- **PROVIDED ENTRIES**:
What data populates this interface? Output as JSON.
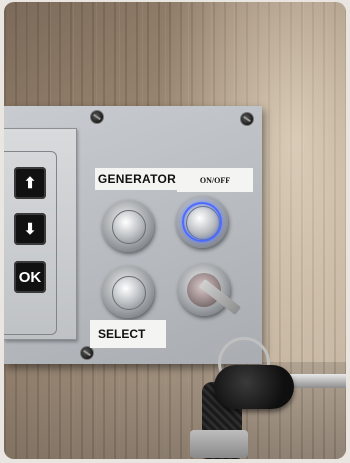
{
  "scene": {
    "labels": {
      "generator": "GENERATOR",
      "on_off": "ON/OFF",
      "select": "SELECT"
    },
    "keypad": {
      "up_glyph": "⬆",
      "down_glyph": "⬇",
      "ok_label": "OK"
    },
    "colors": {
      "panel": "#b9bdc2",
      "led_ring": "#4d6cff",
      "wood": "#9a8671"
    },
    "indicator": {
      "on_off_led_lit": true
    }
  }
}
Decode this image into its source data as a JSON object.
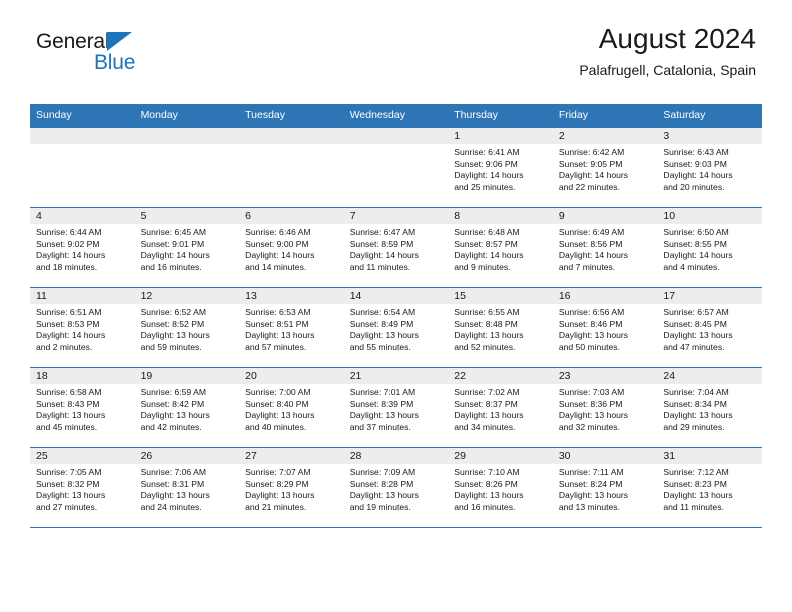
{
  "brand": {
    "name_top": "General",
    "name_bottom": "Blue",
    "accent_color": "#1b75bb",
    "flag_icon": "triangle-flag-icon"
  },
  "header": {
    "title": "August 2024",
    "subtitle": "Palafrugell, Catalonia, Spain"
  },
  "calendar": {
    "header_bg": "#2e75b6",
    "daynum_bg": "#eceded",
    "weekdays": [
      "Sunday",
      "Monday",
      "Tuesday",
      "Wednesday",
      "Thursday",
      "Friday",
      "Saturday"
    ],
    "weeks": [
      [
        {
          "day": "",
          "empty": true
        },
        {
          "day": "",
          "empty": true
        },
        {
          "day": "",
          "empty": true
        },
        {
          "day": "",
          "empty": true
        },
        {
          "day": "1",
          "sunrise": "Sunrise: 6:41 AM",
          "sunset": "Sunset: 9:06 PM",
          "daylight_line1": "Daylight: 14 hours",
          "daylight_line2": "and 25 minutes."
        },
        {
          "day": "2",
          "sunrise": "Sunrise: 6:42 AM",
          "sunset": "Sunset: 9:05 PM",
          "daylight_line1": "Daylight: 14 hours",
          "daylight_line2": "and 22 minutes."
        },
        {
          "day": "3",
          "sunrise": "Sunrise: 6:43 AM",
          "sunset": "Sunset: 9:03 PM",
          "daylight_line1": "Daylight: 14 hours",
          "daylight_line2": "and 20 minutes."
        }
      ],
      [
        {
          "day": "4",
          "sunrise": "Sunrise: 6:44 AM",
          "sunset": "Sunset: 9:02 PM",
          "daylight_line1": "Daylight: 14 hours",
          "daylight_line2": "and 18 minutes."
        },
        {
          "day": "5",
          "sunrise": "Sunrise: 6:45 AM",
          "sunset": "Sunset: 9:01 PM",
          "daylight_line1": "Daylight: 14 hours",
          "daylight_line2": "and 16 minutes."
        },
        {
          "day": "6",
          "sunrise": "Sunrise: 6:46 AM",
          "sunset": "Sunset: 9:00 PM",
          "daylight_line1": "Daylight: 14 hours",
          "daylight_line2": "and 14 minutes."
        },
        {
          "day": "7",
          "sunrise": "Sunrise: 6:47 AM",
          "sunset": "Sunset: 8:59 PM",
          "daylight_line1": "Daylight: 14 hours",
          "daylight_line2": "and 11 minutes."
        },
        {
          "day": "8",
          "sunrise": "Sunrise: 6:48 AM",
          "sunset": "Sunset: 8:57 PM",
          "daylight_line1": "Daylight: 14 hours",
          "daylight_line2": "and 9 minutes."
        },
        {
          "day": "9",
          "sunrise": "Sunrise: 6:49 AM",
          "sunset": "Sunset: 8:56 PM",
          "daylight_line1": "Daylight: 14 hours",
          "daylight_line2": "and 7 minutes."
        },
        {
          "day": "10",
          "sunrise": "Sunrise: 6:50 AM",
          "sunset": "Sunset: 8:55 PM",
          "daylight_line1": "Daylight: 14 hours",
          "daylight_line2": "and 4 minutes."
        }
      ],
      [
        {
          "day": "11",
          "sunrise": "Sunrise: 6:51 AM",
          "sunset": "Sunset: 8:53 PM",
          "daylight_line1": "Daylight: 14 hours",
          "daylight_line2": "and 2 minutes."
        },
        {
          "day": "12",
          "sunrise": "Sunrise: 6:52 AM",
          "sunset": "Sunset: 8:52 PM",
          "daylight_line1": "Daylight: 13 hours",
          "daylight_line2": "and 59 minutes."
        },
        {
          "day": "13",
          "sunrise": "Sunrise: 6:53 AM",
          "sunset": "Sunset: 8:51 PM",
          "daylight_line1": "Daylight: 13 hours",
          "daylight_line2": "and 57 minutes."
        },
        {
          "day": "14",
          "sunrise": "Sunrise: 6:54 AM",
          "sunset": "Sunset: 8:49 PM",
          "daylight_line1": "Daylight: 13 hours",
          "daylight_line2": "and 55 minutes."
        },
        {
          "day": "15",
          "sunrise": "Sunrise: 6:55 AM",
          "sunset": "Sunset: 8:48 PM",
          "daylight_line1": "Daylight: 13 hours",
          "daylight_line2": "and 52 minutes."
        },
        {
          "day": "16",
          "sunrise": "Sunrise: 6:56 AM",
          "sunset": "Sunset: 8:46 PM",
          "daylight_line1": "Daylight: 13 hours",
          "daylight_line2": "and 50 minutes."
        },
        {
          "day": "17",
          "sunrise": "Sunrise: 6:57 AM",
          "sunset": "Sunset: 8:45 PM",
          "daylight_line1": "Daylight: 13 hours",
          "daylight_line2": "and 47 minutes."
        }
      ],
      [
        {
          "day": "18",
          "sunrise": "Sunrise: 6:58 AM",
          "sunset": "Sunset: 8:43 PM",
          "daylight_line1": "Daylight: 13 hours",
          "daylight_line2": "and 45 minutes."
        },
        {
          "day": "19",
          "sunrise": "Sunrise: 6:59 AM",
          "sunset": "Sunset: 8:42 PM",
          "daylight_line1": "Daylight: 13 hours",
          "daylight_line2": "and 42 minutes."
        },
        {
          "day": "20",
          "sunrise": "Sunrise: 7:00 AM",
          "sunset": "Sunset: 8:40 PM",
          "daylight_line1": "Daylight: 13 hours",
          "daylight_line2": "and 40 minutes."
        },
        {
          "day": "21",
          "sunrise": "Sunrise: 7:01 AM",
          "sunset": "Sunset: 8:39 PM",
          "daylight_line1": "Daylight: 13 hours",
          "daylight_line2": "and 37 minutes."
        },
        {
          "day": "22",
          "sunrise": "Sunrise: 7:02 AM",
          "sunset": "Sunset: 8:37 PM",
          "daylight_line1": "Daylight: 13 hours",
          "daylight_line2": "and 34 minutes."
        },
        {
          "day": "23",
          "sunrise": "Sunrise: 7:03 AM",
          "sunset": "Sunset: 8:36 PM",
          "daylight_line1": "Daylight: 13 hours",
          "daylight_line2": "and 32 minutes."
        },
        {
          "day": "24",
          "sunrise": "Sunrise: 7:04 AM",
          "sunset": "Sunset: 8:34 PM",
          "daylight_line1": "Daylight: 13 hours",
          "daylight_line2": "and 29 minutes."
        }
      ],
      [
        {
          "day": "25",
          "sunrise": "Sunrise: 7:05 AM",
          "sunset": "Sunset: 8:32 PM",
          "daylight_line1": "Daylight: 13 hours",
          "daylight_line2": "and 27 minutes."
        },
        {
          "day": "26",
          "sunrise": "Sunrise: 7:06 AM",
          "sunset": "Sunset: 8:31 PM",
          "daylight_line1": "Daylight: 13 hours",
          "daylight_line2": "and 24 minutes."
        },
        {
          "day": "27",
          "sunrise": "Sunrise: 7:07 AM",
          "sunset": "Sunset: 8:29 PM",
          "daylight_line1": "Daylight: 13 hours",
          "daylight_line2": "and 21 minutes."
        },
        {
          "day": "28",
          "sunrise": "Sunrise: 7:09 AM",
          "sunset": "Sunset: 8:28 PM",
          "daylight_line1": "Daylight: 13 hours",
          "daylight_line2": "and 19 minutes."
        },
        {
          "day": "29",
          "sunrise": "Sunrise: 7:10 AM",
          "sunset": "Sunset: 8:26 PM",
          "daylight_line1": "Daylight: 13 hours",
          "daylight_line2": "and 16 minutes."
        },
        {
          "day": "30",
          "sunrise": "Sunrise: 7:11 AM",
          "sunset": "Sunset: 8:24 PM",
          "daylight_line1": "Daylight: 13 hours",
          "daylight_line2": "and 13 minutes."
        },
        {
          "day": "31",
          "sunrise": "Sunrise: 7:12 AM",
          "sunset": "Sunset: 8:23 PM",
          "daylight_line1": "Daylight: 13 hours",
          "daylight_line2": "and 11 minutes."
        }
      ]
    ]
  }
}
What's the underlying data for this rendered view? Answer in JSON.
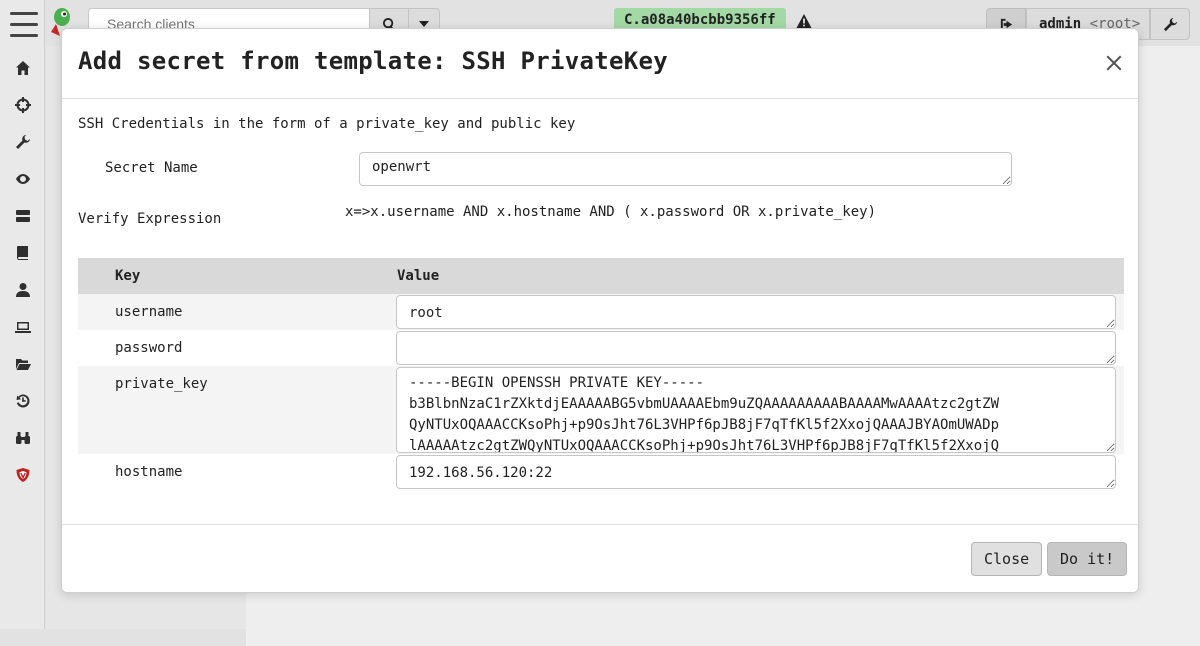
{
  "app": {
    "search_placeholder": "Search clients",
    "client_id": "C.a08a40bcbb9356ff",
    "user": "admin",
    "user_role": "<root>"
  },
  "sidebar": {
    "icons": [
      "home-icon",
      "crosshair-icon",
      "wrench-icon",
      "eye-icon",
      "server-icon",
      "book-icon",
      "user-icon",
      "laptop-icon",
      "folder-open-icon",
      "history-icon",
      "binoculars-icon",
      "shield-icon"
    ]
  },
  "modal": {
    "title": "Add secret from template: SSH PrivateKey",
    "description": "SSH Credentials in the form of a private_key and public key",
    "secret_name_label": "Secret Name",
    "secret_name_value": "openwrt",
    "verify_label": "Verify Expression",
    "verify_expression": "x=>x.username AND x.hostname AND ( x.password OR x.private_key)",
    "table": {
      "headers": {
        "key": "Key",
        "value": "Value"
      },
      "rows": [
        {
          "key": "username",
          "value": "root"
        },
        {
          "key": "password",
          "value": ""
        },
        {
          "key": "private_key",
          "value": "-----BEGIN OPENSSH PRIVATE KEY-----\nb3BlbnNzaC1rZXktdjEAAAAABG5vbmUAAAAEbm9uZQAAAAAAAAABAAAAMwAAAAtzc2gtZW\nQyNTUxOQAAACCKsoPhj+p9OsJht76L3VHPf6pJB8jF7qTfKl5f2XxojQAAAJBYAOmUWADp\nlAAAAAtzc2gtZWQyNTUxOQAAACCKsoPhj+p9OsJht76L3VHPf6pJB8jF7qTfKl5f2XxojQ"
        },
        {
          "key": "hostname",
          "value": "192.168.56.120:22"
        }
      ]
    },
    "buttons": {
      "close": "Close",
      "submit": "Do it!"
    }
  }
}
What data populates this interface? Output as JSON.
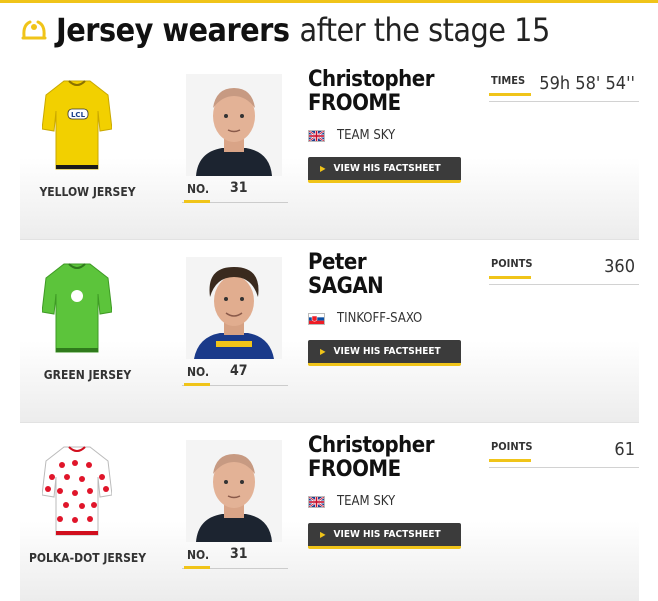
{
  "header": {
    "title_bold": "Jersey wearers",
    "title_light": "after the stage 15",
    "accent_color": "#f0c419"
  },
  "rows": [
    {
      "jersey": {
        "label": "YELLOW JERSEY",
        "color": "#f2d000",
        "icon": "yellow-jersey-icon"
      },
      "number_label": "NO.",
      "number": "31",
      "first_name": "Christopher",
      "last_name": "FROOME",
      "team": "TEAM SKY",
      "flag": "gb-flag-icon",
      "button_label": "VIEW HIS FACTSHEET",
      "stat_label": "TIMES",
      "stat_value": "59h 58' 54''"
    },
    {
      "jersey": {
        "label": "GREEN JERSEY",
        "color": "#5cc43b",
        "icon": "green-jersey-icon"
      },
      "number_label": "NO.",
      "number": "47",
      "first_name": "Peter",
      "last_name": "SAGAN",
      "team": "TINKOFF-SAXO",
      "flag": "sk-flag-icon",
      "button_label": "VIEW HIS FACTSHEET",
      "stat_label": "POINTS",
      "stat_value": "360"
    },
    {
      "jersey": {
        "label": "POLKA-DOT JERSEY",
        "color": "#ffffff",
        "icon": "polka-dot-jersey-icon"
      },
      "number_label": "NO.",
      "number": "31",
      "first_name": "Christopher",
      "last_name": "FROOME",
      "team": "TEAM SKY",
      "flag": "gb-flag-icon",
      "button_label": "VIEW HIS FACTSHEET",
      "stat_label": "POINTS",
      "stat_value": "61"
    }
  ]
}
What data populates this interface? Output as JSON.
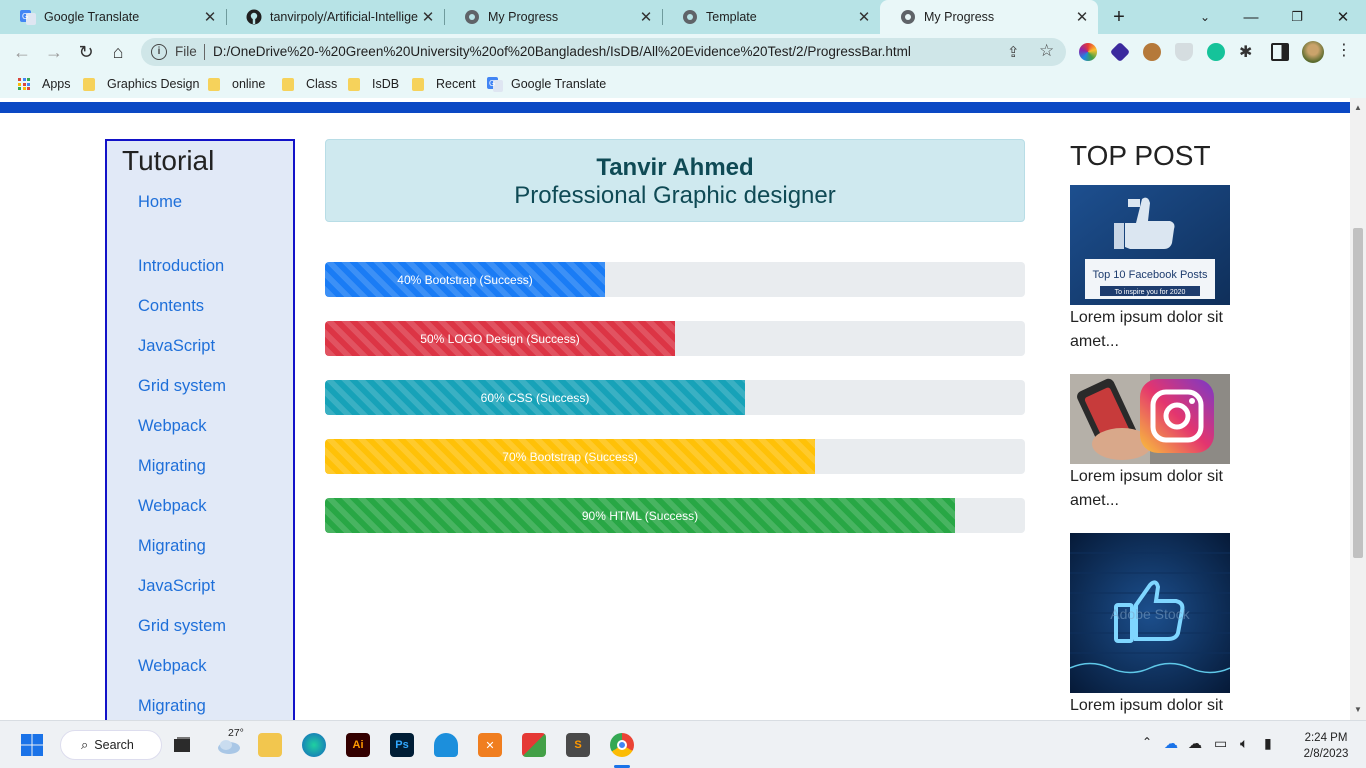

- **PROBLEM TO SOLVE**: Determine how many lines in the listing above hold the string "username", then write only the number.

- **EXERCISE RESULT**: 2